YOUR OBJECTIVE: From the entries provided below, copy each line that contains the word "объемом".

+++ SUPPLIED ENTRIES +++

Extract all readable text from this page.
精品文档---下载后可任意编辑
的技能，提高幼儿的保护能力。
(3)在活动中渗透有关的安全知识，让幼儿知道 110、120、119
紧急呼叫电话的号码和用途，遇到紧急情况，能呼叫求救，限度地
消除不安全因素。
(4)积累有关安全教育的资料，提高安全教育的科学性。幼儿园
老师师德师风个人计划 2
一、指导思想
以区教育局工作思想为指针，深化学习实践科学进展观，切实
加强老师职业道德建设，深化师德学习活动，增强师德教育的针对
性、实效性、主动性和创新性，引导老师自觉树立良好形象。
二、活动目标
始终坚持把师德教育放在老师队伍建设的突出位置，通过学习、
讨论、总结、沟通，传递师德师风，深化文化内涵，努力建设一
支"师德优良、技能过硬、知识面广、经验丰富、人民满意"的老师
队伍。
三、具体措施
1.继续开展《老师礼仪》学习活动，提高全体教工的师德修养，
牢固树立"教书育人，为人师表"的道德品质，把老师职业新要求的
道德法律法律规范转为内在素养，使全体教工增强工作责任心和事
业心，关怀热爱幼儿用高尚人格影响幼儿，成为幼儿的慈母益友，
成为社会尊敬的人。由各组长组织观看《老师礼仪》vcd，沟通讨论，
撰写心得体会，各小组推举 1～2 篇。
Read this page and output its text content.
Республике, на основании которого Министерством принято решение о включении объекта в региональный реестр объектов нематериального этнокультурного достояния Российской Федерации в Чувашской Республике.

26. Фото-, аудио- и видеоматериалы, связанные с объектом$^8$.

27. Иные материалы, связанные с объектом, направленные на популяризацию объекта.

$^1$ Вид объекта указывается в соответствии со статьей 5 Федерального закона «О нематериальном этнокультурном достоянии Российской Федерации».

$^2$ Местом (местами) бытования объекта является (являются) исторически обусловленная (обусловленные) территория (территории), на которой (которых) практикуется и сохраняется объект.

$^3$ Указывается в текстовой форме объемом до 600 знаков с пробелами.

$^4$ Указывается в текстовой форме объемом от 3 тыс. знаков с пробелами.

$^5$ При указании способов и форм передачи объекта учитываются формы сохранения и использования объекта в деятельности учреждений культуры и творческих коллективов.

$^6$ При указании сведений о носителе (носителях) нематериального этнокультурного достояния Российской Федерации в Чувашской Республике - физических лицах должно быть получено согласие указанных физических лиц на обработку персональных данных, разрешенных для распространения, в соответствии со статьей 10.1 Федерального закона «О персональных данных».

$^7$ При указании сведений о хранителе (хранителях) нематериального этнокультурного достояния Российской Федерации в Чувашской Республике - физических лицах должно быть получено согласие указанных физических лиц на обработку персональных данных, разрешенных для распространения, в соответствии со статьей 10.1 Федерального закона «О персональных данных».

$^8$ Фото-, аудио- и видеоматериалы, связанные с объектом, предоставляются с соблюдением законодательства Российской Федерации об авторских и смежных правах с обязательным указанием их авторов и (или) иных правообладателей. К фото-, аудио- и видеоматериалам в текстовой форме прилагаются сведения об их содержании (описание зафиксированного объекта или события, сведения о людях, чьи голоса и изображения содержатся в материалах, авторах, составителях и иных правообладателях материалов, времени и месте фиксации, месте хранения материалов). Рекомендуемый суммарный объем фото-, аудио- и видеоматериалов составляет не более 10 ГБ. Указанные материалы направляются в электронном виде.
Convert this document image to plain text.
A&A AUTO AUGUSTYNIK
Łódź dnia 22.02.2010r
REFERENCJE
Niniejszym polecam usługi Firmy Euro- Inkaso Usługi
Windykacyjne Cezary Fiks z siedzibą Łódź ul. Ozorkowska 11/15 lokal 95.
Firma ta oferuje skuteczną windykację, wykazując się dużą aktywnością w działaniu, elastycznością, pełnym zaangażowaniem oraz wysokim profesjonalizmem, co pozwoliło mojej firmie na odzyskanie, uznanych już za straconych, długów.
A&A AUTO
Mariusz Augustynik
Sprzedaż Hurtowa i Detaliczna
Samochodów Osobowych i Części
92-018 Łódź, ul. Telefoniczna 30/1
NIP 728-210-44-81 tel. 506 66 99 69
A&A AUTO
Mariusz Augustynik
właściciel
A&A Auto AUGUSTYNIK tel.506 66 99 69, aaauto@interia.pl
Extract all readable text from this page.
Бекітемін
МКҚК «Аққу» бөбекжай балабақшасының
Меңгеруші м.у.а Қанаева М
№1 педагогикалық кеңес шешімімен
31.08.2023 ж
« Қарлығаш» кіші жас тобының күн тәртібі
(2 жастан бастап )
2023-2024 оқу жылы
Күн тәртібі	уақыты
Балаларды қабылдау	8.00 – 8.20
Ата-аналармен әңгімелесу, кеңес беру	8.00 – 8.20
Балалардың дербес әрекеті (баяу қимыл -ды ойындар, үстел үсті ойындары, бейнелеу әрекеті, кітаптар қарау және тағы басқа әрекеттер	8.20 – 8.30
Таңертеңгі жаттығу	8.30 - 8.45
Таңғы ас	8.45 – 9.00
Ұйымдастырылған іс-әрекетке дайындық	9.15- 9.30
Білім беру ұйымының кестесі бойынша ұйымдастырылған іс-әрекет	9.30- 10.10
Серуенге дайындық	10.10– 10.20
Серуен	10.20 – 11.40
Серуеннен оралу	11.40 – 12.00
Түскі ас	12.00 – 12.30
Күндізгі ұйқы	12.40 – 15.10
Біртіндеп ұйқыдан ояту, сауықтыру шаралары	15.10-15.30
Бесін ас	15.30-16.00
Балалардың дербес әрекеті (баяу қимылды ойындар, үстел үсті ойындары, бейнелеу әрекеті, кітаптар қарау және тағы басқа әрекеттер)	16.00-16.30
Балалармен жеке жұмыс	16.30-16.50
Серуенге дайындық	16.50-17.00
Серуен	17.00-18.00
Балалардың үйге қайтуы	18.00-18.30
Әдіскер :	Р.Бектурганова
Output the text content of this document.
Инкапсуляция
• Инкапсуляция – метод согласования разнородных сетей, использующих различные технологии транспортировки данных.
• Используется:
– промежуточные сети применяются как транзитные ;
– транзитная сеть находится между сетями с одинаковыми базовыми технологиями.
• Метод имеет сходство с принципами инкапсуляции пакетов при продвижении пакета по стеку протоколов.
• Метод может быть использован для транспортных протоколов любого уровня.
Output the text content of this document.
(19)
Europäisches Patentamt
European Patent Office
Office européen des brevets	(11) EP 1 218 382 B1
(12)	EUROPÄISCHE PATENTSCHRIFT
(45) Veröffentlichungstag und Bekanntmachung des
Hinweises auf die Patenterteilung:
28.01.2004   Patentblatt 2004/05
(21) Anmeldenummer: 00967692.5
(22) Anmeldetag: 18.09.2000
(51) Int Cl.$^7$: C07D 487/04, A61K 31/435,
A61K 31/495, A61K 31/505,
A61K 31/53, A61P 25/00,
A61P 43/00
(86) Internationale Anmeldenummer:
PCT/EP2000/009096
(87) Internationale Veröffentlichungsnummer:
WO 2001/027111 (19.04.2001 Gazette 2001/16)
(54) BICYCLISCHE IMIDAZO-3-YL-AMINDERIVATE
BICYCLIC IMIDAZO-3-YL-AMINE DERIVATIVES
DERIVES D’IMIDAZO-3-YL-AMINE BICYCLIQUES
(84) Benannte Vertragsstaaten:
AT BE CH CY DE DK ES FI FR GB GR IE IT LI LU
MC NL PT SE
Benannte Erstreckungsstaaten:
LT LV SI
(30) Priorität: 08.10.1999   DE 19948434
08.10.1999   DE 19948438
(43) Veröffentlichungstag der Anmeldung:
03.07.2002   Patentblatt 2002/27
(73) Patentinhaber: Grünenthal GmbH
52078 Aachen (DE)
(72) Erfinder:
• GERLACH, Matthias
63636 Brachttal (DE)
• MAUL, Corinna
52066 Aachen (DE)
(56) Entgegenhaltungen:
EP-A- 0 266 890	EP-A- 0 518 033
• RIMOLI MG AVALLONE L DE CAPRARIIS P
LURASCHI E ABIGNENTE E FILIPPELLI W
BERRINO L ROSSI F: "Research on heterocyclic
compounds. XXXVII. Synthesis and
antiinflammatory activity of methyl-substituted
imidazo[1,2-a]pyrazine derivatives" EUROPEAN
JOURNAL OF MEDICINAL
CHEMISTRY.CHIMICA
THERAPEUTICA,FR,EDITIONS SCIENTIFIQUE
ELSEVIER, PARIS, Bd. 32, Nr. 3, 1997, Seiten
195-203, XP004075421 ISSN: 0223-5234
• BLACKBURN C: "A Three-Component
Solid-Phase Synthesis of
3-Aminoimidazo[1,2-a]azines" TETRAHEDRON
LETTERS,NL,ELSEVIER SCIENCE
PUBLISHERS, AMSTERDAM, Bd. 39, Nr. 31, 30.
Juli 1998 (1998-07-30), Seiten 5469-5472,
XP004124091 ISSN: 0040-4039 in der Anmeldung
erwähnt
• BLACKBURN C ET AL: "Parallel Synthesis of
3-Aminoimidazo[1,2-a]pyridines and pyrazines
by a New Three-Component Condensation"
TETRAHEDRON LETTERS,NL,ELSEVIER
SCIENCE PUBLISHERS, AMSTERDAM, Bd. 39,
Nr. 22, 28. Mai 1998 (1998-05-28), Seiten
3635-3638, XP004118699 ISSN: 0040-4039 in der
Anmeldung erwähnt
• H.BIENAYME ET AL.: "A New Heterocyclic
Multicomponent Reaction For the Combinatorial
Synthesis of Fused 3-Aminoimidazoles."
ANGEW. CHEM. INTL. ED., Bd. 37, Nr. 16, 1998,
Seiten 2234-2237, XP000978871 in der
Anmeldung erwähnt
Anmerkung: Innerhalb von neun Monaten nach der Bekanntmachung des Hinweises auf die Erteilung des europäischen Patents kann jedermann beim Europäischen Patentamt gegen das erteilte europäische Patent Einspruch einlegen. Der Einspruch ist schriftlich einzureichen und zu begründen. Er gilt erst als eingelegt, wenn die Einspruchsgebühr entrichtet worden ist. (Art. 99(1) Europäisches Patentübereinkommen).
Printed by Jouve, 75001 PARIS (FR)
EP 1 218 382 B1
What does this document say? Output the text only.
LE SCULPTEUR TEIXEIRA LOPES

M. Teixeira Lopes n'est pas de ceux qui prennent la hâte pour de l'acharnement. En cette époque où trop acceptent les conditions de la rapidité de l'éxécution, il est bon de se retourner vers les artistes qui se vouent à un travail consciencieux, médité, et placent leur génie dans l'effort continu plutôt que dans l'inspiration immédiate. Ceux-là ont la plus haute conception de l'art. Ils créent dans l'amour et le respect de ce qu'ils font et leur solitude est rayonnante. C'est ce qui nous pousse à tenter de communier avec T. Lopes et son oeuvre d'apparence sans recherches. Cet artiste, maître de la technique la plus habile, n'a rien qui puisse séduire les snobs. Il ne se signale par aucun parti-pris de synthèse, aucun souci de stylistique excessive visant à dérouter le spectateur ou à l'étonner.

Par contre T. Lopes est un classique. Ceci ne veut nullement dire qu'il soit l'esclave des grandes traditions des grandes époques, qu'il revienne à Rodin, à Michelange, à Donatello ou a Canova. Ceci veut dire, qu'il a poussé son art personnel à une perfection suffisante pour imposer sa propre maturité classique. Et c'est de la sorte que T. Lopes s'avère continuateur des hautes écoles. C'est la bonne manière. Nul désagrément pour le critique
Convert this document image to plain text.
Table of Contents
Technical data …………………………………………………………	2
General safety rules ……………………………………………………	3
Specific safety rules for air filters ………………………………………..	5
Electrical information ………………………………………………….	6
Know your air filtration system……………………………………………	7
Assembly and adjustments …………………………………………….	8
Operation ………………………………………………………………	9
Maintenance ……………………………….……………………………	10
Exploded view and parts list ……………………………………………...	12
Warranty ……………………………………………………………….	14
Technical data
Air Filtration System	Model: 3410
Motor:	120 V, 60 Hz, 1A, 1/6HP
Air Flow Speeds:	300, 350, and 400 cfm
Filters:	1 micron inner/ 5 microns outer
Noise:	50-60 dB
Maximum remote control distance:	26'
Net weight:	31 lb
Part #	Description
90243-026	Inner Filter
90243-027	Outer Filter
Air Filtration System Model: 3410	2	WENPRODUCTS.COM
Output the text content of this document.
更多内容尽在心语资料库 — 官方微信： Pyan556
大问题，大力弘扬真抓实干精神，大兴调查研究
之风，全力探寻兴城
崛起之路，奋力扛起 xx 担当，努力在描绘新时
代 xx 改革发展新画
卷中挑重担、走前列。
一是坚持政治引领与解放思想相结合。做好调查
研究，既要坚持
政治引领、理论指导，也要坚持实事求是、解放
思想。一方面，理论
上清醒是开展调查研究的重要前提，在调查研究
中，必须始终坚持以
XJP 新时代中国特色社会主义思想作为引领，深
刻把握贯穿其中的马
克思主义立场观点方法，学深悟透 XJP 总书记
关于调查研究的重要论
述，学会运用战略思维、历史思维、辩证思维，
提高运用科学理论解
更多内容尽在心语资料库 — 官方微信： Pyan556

+++

THE ANSWER:
$^3$ Указывается в текстовой форме объемом до 600 знаков с пробелами.
$^4$ Указывается в текстовой форме объемом от 3 тыс. знаков с пробелами.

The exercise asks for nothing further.